Aim
Count the lines below that contain the word "June" and give only the number.

Collection entries
— BEGIN —
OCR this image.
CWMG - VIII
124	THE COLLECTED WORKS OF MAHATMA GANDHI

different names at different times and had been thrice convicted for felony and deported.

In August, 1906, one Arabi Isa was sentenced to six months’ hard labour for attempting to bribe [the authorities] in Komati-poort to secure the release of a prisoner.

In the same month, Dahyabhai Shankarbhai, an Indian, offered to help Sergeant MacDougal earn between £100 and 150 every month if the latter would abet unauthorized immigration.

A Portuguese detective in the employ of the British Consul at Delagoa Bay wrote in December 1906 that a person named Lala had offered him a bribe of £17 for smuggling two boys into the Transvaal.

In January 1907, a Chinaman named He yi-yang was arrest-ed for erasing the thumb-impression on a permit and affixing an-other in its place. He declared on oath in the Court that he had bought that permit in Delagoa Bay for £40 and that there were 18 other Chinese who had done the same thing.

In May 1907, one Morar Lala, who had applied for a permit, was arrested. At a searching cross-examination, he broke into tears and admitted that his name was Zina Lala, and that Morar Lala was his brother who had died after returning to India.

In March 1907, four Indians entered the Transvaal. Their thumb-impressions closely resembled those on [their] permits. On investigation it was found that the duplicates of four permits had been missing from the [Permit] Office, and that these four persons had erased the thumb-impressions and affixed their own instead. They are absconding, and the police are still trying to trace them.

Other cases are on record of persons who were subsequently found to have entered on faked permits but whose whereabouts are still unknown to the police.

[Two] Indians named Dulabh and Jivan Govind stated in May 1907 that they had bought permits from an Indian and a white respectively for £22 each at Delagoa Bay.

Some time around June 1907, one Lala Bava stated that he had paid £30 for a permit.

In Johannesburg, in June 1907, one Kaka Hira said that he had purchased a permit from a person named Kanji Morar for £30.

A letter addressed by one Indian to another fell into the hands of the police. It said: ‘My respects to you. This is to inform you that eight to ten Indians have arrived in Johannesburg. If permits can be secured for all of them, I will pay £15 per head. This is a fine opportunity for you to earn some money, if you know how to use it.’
— END —
Task result
2